*To do*:
(A) In the story of the paralegal who became a software engineer in test, why did the cofounder push the writer toward quality assurance? Answer in one to three sentences.
(B) Can you carry on the story of the paralegal who became a software engineer in test, picking up after its last sentence?

*Selected text*:
----------------------------------------

How This Paralegal Went From Taking Her LSATs to Becoming a Software Engineer in Test
I wanted to be a doctor when I was younger but as soon as I realized that I would have to interact with blood I changed course. In Asian cultures, the oldest sons usually get the most attention and have the highest expectations to live up to. I had a middle brother and we were both brought up to believe we couldn’t live up to the standards put on the eldest in the family. By the time I was ready to go to college, a lot of my family had a computer science background and nobody thought I could get through computer science. In fact, I was told by many people that I wouldn’t be able to make it through school. I decided to pursue law and my parents thought I had a knack for arguing so they supported me.
I was a paralegal for four years and was getting ready to take my LSATs and during my exam I realized that I didn’t want to be a lawyer. I hated the lives that lawyers lived. I worked with lawyers from all over and they were completely miserable. They all had a common drawer of medication and were always edgy with each other and just killing my sunshine. Even though I took my LSATs, I decided not to pursue law school and graduated during the recession not knowing what to do. I started off by becoming a project administrator for a small startup based out of Boston. At my one year performance review, the cofounder pushed me to go into quality assurance (QA) because I was always fixing people’s technical issues. I started off with doing some manual testing and then got interested in learning how to code. I ended up becoming the only sibling going into tech in my family, even though I never went to school for it.

----------------------------------------

*Listed entries*:
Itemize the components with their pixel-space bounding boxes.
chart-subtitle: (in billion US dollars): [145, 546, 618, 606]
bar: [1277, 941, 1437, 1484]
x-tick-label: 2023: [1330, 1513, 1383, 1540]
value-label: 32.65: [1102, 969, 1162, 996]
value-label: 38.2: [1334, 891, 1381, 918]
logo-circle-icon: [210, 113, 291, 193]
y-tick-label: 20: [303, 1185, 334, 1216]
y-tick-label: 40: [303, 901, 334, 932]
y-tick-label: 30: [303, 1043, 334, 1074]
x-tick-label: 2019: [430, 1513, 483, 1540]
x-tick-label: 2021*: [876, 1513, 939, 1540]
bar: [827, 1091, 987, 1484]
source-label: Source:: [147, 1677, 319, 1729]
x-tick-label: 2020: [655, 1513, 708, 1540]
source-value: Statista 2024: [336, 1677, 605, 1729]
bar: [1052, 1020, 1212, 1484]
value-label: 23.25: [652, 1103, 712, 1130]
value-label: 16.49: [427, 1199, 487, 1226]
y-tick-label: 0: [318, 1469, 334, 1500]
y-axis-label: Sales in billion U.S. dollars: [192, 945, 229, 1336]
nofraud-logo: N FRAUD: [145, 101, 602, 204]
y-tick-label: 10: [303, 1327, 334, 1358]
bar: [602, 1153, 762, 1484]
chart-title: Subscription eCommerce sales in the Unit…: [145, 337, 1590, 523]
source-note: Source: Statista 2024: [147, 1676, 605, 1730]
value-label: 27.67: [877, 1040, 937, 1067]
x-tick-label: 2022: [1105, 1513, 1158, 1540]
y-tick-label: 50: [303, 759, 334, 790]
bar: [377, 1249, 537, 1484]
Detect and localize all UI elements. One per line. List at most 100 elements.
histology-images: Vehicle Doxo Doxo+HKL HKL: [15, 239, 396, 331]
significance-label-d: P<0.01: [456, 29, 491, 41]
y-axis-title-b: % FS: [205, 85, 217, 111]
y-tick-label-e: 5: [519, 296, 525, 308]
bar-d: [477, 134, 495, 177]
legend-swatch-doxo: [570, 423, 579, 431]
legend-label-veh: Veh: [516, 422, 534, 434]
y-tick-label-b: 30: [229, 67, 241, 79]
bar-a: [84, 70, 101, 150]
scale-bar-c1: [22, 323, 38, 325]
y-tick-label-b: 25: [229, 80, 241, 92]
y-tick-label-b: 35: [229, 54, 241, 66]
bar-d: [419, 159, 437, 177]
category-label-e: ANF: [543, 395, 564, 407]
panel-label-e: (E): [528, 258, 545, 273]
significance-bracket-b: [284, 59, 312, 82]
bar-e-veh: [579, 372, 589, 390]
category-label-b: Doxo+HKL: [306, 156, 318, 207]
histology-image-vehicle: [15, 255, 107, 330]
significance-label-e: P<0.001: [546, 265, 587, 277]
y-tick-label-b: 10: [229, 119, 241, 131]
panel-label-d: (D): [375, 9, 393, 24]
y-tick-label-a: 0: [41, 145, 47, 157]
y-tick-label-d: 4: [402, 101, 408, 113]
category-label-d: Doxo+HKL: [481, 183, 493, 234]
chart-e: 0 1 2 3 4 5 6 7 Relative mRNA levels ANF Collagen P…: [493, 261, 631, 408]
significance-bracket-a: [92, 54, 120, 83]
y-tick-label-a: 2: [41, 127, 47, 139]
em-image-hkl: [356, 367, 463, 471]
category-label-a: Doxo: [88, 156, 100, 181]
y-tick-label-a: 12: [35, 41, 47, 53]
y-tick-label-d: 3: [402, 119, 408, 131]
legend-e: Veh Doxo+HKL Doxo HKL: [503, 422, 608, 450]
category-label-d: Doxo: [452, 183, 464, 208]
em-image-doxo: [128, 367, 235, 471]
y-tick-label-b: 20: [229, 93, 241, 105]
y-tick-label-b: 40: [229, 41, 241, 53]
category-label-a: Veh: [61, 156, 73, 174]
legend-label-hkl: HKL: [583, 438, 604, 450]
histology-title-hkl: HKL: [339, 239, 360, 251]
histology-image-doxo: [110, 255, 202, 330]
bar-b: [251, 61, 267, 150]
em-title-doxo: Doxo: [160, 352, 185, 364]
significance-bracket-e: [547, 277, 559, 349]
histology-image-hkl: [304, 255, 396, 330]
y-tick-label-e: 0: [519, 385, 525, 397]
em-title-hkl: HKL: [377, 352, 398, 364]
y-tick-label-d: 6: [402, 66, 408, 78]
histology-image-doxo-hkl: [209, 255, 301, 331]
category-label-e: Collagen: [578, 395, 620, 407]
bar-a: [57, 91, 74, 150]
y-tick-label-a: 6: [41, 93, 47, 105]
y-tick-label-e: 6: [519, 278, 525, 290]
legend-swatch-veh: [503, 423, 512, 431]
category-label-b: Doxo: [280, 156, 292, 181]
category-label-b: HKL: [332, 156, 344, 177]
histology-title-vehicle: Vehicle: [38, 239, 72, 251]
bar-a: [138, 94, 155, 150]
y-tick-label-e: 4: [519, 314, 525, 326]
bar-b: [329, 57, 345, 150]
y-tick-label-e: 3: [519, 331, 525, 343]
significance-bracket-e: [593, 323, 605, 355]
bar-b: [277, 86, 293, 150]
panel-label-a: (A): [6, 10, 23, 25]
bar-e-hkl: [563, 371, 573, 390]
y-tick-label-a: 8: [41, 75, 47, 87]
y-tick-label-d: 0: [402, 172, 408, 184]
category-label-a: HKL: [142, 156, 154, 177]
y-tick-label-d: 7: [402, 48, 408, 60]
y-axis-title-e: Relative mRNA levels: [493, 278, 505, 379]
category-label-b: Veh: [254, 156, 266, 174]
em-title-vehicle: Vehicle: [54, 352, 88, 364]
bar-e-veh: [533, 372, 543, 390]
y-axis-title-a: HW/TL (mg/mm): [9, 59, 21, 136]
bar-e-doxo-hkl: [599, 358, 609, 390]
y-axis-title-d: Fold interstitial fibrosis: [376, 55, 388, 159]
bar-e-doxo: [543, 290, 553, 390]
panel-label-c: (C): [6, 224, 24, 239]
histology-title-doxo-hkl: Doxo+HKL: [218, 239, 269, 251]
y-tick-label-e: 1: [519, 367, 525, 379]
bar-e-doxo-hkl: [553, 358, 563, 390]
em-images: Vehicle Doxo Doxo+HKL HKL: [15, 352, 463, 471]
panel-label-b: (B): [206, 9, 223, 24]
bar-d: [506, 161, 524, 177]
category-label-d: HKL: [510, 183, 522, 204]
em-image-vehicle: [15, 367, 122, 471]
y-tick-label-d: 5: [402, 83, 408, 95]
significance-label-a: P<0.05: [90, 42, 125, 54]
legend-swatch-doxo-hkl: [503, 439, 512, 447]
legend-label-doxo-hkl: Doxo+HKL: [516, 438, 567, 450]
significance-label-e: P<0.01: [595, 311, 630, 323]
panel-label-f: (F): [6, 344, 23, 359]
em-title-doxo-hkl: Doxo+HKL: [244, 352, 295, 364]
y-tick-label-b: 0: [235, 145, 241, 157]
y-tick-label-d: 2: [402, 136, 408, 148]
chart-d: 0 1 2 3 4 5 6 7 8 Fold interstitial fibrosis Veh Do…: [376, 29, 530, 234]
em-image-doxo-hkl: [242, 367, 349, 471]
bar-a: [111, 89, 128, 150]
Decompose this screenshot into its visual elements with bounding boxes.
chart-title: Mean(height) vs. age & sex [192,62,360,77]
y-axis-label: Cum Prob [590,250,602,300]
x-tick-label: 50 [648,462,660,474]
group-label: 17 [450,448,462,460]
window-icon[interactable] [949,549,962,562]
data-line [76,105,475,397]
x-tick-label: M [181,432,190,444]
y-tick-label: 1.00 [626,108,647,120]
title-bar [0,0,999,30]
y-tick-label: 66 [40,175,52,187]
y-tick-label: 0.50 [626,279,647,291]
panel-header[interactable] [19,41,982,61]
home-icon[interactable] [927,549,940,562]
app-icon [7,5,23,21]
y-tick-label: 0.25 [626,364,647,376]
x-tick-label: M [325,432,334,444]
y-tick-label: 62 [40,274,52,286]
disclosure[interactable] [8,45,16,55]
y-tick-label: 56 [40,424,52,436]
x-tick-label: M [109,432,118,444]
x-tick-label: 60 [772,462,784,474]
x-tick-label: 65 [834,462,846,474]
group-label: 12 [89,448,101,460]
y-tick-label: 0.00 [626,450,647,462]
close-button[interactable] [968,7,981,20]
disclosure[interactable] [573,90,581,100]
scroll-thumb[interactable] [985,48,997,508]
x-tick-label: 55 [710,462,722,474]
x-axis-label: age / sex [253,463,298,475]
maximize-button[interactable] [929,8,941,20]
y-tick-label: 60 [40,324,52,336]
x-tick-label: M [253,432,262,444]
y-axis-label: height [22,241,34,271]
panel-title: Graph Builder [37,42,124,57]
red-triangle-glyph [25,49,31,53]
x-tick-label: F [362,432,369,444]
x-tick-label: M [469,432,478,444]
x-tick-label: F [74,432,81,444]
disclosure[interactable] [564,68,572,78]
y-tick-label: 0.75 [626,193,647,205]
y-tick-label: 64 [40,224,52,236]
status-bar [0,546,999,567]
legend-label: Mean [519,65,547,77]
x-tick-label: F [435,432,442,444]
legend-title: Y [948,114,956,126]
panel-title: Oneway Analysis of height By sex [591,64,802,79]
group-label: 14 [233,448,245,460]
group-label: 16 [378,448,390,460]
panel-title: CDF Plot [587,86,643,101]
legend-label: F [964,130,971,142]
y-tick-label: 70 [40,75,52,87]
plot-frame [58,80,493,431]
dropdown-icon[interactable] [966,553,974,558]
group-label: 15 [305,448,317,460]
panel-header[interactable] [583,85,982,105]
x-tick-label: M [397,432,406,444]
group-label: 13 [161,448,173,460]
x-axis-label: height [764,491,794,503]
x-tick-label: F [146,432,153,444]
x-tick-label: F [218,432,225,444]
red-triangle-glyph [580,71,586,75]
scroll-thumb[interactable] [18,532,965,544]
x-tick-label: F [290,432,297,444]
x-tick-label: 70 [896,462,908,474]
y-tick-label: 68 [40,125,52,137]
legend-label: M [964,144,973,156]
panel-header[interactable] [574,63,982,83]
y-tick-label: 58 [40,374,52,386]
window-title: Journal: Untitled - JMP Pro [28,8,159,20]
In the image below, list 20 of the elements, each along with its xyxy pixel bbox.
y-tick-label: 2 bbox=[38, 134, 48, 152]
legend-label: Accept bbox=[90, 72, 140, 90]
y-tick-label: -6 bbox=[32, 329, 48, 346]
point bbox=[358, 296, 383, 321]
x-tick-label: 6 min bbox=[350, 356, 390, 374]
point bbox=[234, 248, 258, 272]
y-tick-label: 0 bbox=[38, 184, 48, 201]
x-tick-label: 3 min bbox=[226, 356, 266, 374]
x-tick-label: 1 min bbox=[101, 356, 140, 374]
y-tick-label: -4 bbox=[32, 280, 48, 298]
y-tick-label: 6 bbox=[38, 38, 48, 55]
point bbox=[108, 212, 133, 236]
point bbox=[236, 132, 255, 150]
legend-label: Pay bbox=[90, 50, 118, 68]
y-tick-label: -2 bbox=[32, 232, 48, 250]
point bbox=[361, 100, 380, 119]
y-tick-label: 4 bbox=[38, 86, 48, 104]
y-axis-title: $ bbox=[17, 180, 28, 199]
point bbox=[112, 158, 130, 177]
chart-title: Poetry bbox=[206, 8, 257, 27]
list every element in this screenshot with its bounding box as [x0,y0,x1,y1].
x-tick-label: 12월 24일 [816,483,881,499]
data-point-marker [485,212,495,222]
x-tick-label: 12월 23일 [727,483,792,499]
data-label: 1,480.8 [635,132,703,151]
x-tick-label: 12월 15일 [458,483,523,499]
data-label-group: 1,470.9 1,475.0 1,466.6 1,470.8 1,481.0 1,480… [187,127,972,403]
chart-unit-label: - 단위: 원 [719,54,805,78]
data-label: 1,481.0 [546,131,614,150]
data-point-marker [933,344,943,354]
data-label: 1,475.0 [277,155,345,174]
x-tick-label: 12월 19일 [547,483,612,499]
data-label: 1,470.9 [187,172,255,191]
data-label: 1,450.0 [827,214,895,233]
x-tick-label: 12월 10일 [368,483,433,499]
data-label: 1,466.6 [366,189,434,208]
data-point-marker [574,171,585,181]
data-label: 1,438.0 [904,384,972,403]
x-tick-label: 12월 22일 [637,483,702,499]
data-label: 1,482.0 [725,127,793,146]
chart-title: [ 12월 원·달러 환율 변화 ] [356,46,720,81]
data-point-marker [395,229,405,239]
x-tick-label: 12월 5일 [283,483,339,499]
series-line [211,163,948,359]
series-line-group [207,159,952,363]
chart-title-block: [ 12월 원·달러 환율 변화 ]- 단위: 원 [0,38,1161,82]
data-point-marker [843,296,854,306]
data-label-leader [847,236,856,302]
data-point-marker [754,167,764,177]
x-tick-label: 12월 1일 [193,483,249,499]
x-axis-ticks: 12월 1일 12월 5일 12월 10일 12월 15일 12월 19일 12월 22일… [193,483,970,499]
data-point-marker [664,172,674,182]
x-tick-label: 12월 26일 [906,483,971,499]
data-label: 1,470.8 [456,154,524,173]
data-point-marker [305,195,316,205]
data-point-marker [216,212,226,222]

----------------------------------------

*Solved problems*:
(A) The cofounder pushed the writer toward quality assurance because the writer was always fixing people's technical issues. This happened at the writer's one-year performance review at the Boston startup.

(B)
I eventually moved to San Francisco and I remember my first day at my first job there at a company called Opower. I had no idea what to expect, but when I walked in I saw that 50% of my team was female and was ecstatic. I’ve heard stories of mistreatment towards women in tech but I had never experienced it myself at that point. I don’t know whether it’s because I have blinders on or am desensitized to the environment around me. I used to work with women who have experienced disrespect, de-motivation and even down right harassment. I remember going to a company all hands at my current job and there was a slide posted on all the engineer hires we have; that’s when I realized I was the only on-site female engineer on the team. I feel like I’ve been treated fairly at most companies I have ever worked at, and it surprises me and the fact that I am surprised makes me incredibly sad. I’ve worked for women who try to pull other women down, which is why I always try to pull women up. It’s been hard for me to make it where I am now. I want to make it a little bit easier for the next generation to achieve what I have.